SUPPLIED RECORDS:
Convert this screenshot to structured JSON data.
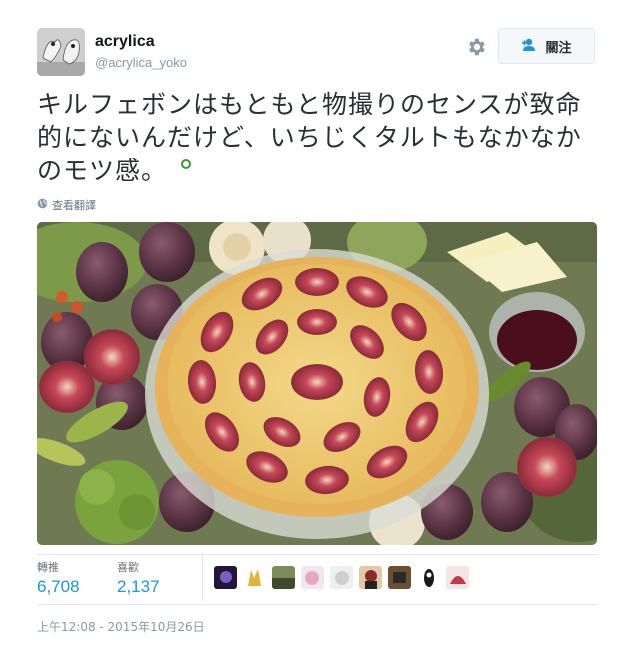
{
  "user": {
    "display_name": "acrylica",
    "handle": "@acrylica_yoko"
  },
  "follow_button": {
    "label": "關注"
  },
  "tweet": {
    "lines": [
      "キルフェボンはもともと物撮りのセンスが致命",
      "的にないんだけど、いちじくタルトもなかなか",
      "のモツ感。"
    ]
  },
  "translate_label": "查看翻譯",
  "stats": {
    "retweets_label": "轉推",
    "retweets_count": "6,708",
    "likes_label": "喜歡",
    "likes_count": "2,137"
  },
  "timestamp": "上午12:08 - 2015年10月26日",
  "colors": {
    "accent": "#1b95e0",
    "text": "#292f33",
    "muted": "#8899a6"
  }
}
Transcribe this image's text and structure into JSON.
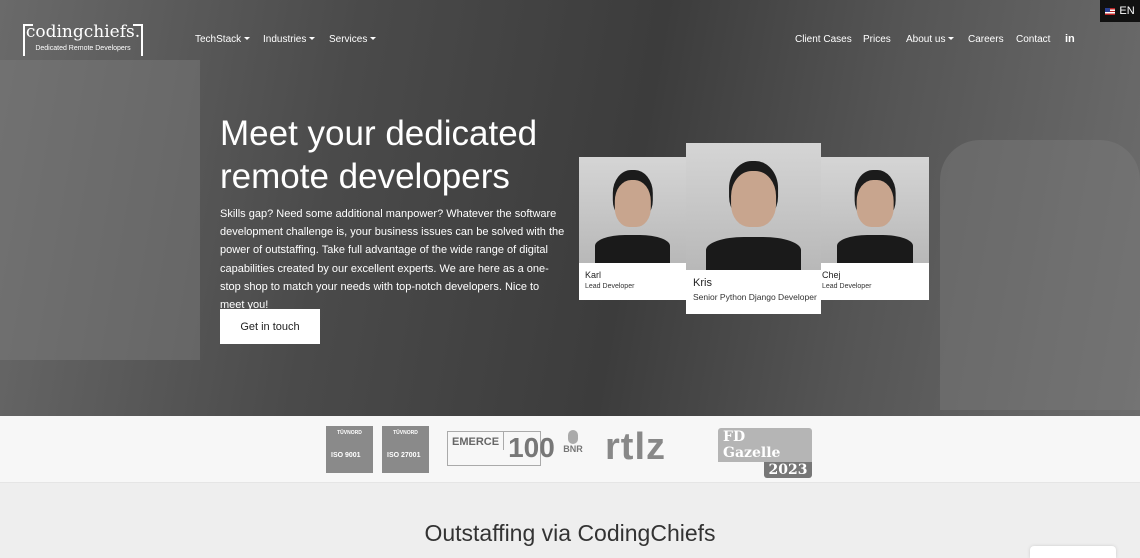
{
  "language": {
    "label": "EN",
    "icon": "us-flag-icon"
  },
  "logo": {
    "name": "codingchiefs.",
    "tagline": "Dedicated Remote Developers"
  },
  "nav": {
    "left": [
      {
        "label": "TechStack",
        "dropdown": true
      },
      {
        "label": "Industries",
        "dropdown": true
      },
      {
        "label": "Services",
        "dropdown": true
      }
    ],
    "right": [
      {
        "label": "Client Cases"
      },
      {
        "label": "Prices"
      },
      {
        "label": "About us",
        "dropdown": true
      },
      {
        "label": "Careers"
      },
      {
        "label": "Contact"
      }
    ],
    "social_icon": "linkedin-icon",
    "social_label": "in"
  },
  "hero": {
    "title_line1": "Meet your dedicated",
    "title_line2": "remote developers",
    "text": "Skills gap? Need some additional manpower? Whatever the software development challenge is, your business issues can be solved with the power of outstaffing. Take full advantage of the wide range of digital capabilities created by our excellent experts. We are here as a one-stop shop to match your needs with top-notch developers. Nice to meet you!",
    "cta": "Get in touch"
  },
  "developers": [
    {
      "name": "Karl",
      "role": "Lead Developer"
    },
    {
      "name": "Kris",
      "role": "Senior Python Django Developer"
    },
    {
      "name": "Chej",
      "role": "Lead Developer"
    }
  ],
  "badges": [
    {
      "top": "TÜVNORD",
      "label": "ISO 9001"
    },
    {
      "top": "TÜVNORD",
      "label": "ISO 27001"
    },
    {
      "label": "EMERCE",
      "value": "100"
    },
    {
      "label": "BNR"
    },
    {
      "label": "rtlz"
    },
    {
      "label": "FD Gazelle",
      "value": "2023"
    }
  ],
  "section": {
    "title": "Outstaffing via CodingChiefs"
  }
}
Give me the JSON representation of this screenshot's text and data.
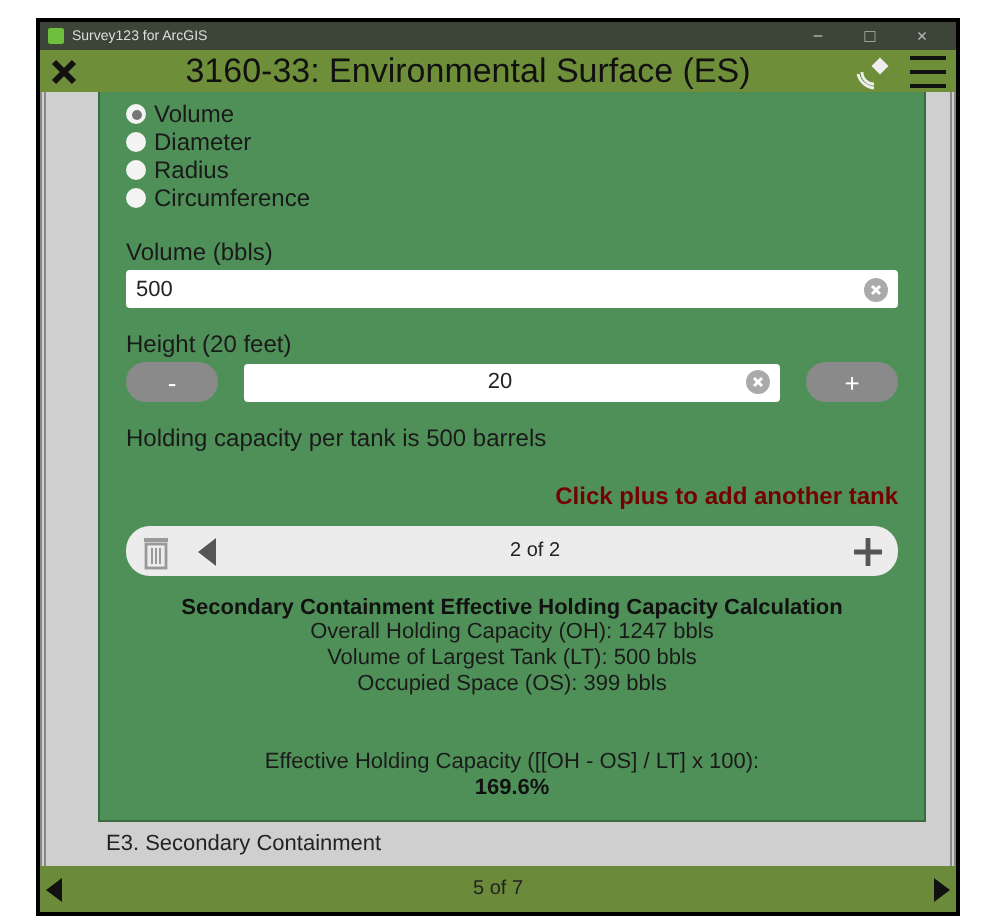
{
  "window": {
    "title": "Survey123 for ArcGIS",
    "controls": [
      "−",
      "□",
      "×"
    ]
  },
  "header": {
    "title": "3160-33: Environmental Surface (ES)"
  },
  "measure_options": [
    {
      "label": "Volume",
      "selected": true
    },
    {
      "label": "Diameter",
      "selected": false
    },
    {
      "label": "Radius",
      "selected": false
    },
    {
      "label": "Circumference",
      "selected": false
    }
  ],
  "volume_field": {
    "label": "Volume (bbls)",
    "value": "500"
  },
  "height_field": {
    "label": "Height (20 feet)",
    "value": "20",
    "minus": "-",
    "plus": "+"
  },
  "capacity_note": "Holding capacity per tank is 500 barrels",
  "add_hint": "Click plus to add another tank",
  "repeat_nav": {
    "position": "2 of 2"
  },
  "calculation": {
    "title": "Secondary Containment Effective Holding Capacity Calculation",
    "lines": [
      "Overall Holding Capacity (OH): 1247 bbls",
      "Volume of Largest Tank (LT): 500 bbls",
      "Occupied Space (OS): 399 bbls"
    ],
    "formula": "Effective Holding Capacity ([[OH - OS] / LT] x 100):",
    "result": "169.6%"
  },
  "next_section": "E3. Secondary Containment",
  "footer": {
    "page": "5 of 7"
  }
}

TASK INSTRUCTIONS: Return all lines containing the word "data".

OUTPUT FOR THIS TASK:
Convert this screenshot to structured JSON data.
Give me the JSON representation of this screenshot's text and data.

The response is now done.